--- AVAILABLE RECORDS ---
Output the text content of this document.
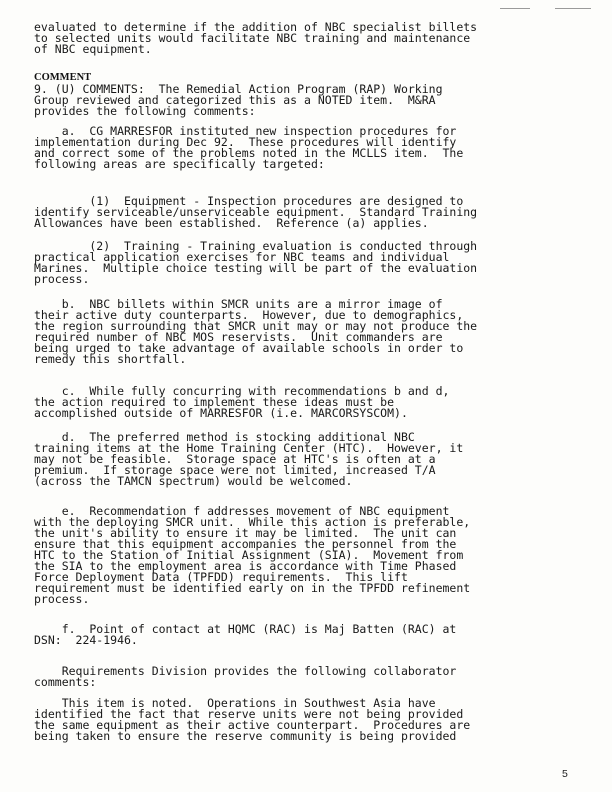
evaluated to determine if the addition of NBC specialist billets
to selected units would facilitate NBC training and maintenance
of NBC equipment.
COMMENT
9. (U) COMMENTS:  The Remedial Action Program (RAP) Working
Group reviewed and categorized this as a NOTED item.  M&RA
provides the following comments:
a.  CG MARRESFOR instituted new inspection procedures for
implementation during Dec 92.  These procedures will identify
and correct some of the problems noted in the MCLLS item.  The
following areas are specifically targeted:
(1)  Equipment - Inspection procedures are designed to
identify serviceable/unserviceable equipment.  Standard Training
Allowances have been established.  Reference (a) applies.
(2)  Training - Training evaluation is conducted through
practical application exercises for NBC teams and individual
Marines.  Multiple choice testing will be part of the evaluation
process.
b.  NBC billets within SMCR units are a mirror image of
their active duty counterparts.  However, due to demographics,
the region surrounding that SMCR unit may or may not produce the
required number of NBC MOS reservists.  Unit commanders are
being urged to take advantage of available schools in order to
remedy this shortfall.
c.  While fully concurring with recommendations b and d,
the action required to implement these ideas must be
accomplished outside of MARRESFOR (i.e. MARCORSYSCOM).
d.  The preferred method is stocking additional NBC
training items at the Home Training Center (HTC).  However, it
may not be feasible.  Storage space at HTC's is often at a
premium.  If storage space were not limited, increased T/A
(across the TAMCN spectrum) would be welcomed.
e.  Recommendation f addresses movement of NBC equipment
with the deploying SMCR unit.  While this action is preferable,
the unit's ability to ensure it may be limited.  The unit can
ensure that this equipment accompanies the personnel from the
HTC to the Station of Initial Assignment (SIA).  Movement from
the SIA to the employment area is accordance with Time Phased
Force Deployment Data (TPFDD) requirements.  This lift
requirement must be identified early on in the TPFDD refinement
process.
f.  Point of contact at HQMC (RAC) is Maj Batten (RAC) at
DSN:  224-1946.
Requirements Division provides the following collaborator
comments:
This item is noted.  Operations in Southwest Asia have
identified the fact that reserve units were not being provided
the same equipment as their active counterpart.  Procedures are
being taken to ensure the reserve community is being provided
5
---
### SHORT EXERCISE
Without including any pictures, please restate all the records exactly.

### WRITTEN REPLY
Output the text content of this document.
evaluated to determine if the addition of NBC specialist billets
to selected units would facilitate NBC training and maintenance
of NBC equipment.
COMMENT
9. (U) COMMENTS:  The Remedial Action Program (RAP) Working
Group reviewed and categorized this as a NOTED item.  M&RA
provides the following comments:
a.  CG MARRESFOR instituted new inspection procedures for
implementation during Dec 92.  These procedures will identify
and correct some of the problems noted in the MCLLS item.  The
following areas are specifically targeted:
(1)  Equipment - Inspection procedures are designed to
identify serviceable/unserviceable equipment.  Standard Training
Allowances have been established.  Reference (a) applies.
(2)  Training - Training evaluation is conducted through
practical application exercises for NBC teams and individual
Marines.  Multiple choice testing will be part of the evaluation
process.
b.  NBC billets within SMCR units are a mirror image of
their active duty counterparts.  However, due to demographics,
the region surrounding that SMCR unit may or may not produce the
required number of NBC MOS reservists.  Unit commanders are
being urged to take advantage of available schools in order to
remedy this shortfall.
c.  While fully concurring with recommendations b and d,
the action required to implement these ideas must be
accomplished outside of MARRESFOR (i.e. MARCORSYSCOM).
d.  The preferred method is stocking additional NBC
training items at the Home Training Center (HTC).  However, it
may not be feasible.  Storage space at HTC's is often at a
premium.  If storage space were not limited, increased T/A
(across the TAMCN spectrum) would be welcomed.
e.  Recommendation f addresses movement of NBC equipment
with the deploying SMCR unit.  While this action is preferable,
the unit's ability to ensure it may be limited.  The unit can
ensure that this equipment accompanies the personnel from the
HTC to the Station of Initial Assignment (SIA).  Movement from
the SIA to the employment area is accordance with Time Phased
Force Deployment Data (TPFDD) requirements.  This lift
requirement must be identified early on in the TPFDD refinement
process.
f.  Point of contact at HQMC (RAC) is Maj Batten (RAC) at
DSN:  224-1946.
Requirements Division provides the following collaborator
comments:
This item is noted.  Operations in Southwest Asia have
identified the fact that reserve units were not being provided
the same equipment as their active counterpart.  Procedures are
being taken to ensure the reserve community is being provided
5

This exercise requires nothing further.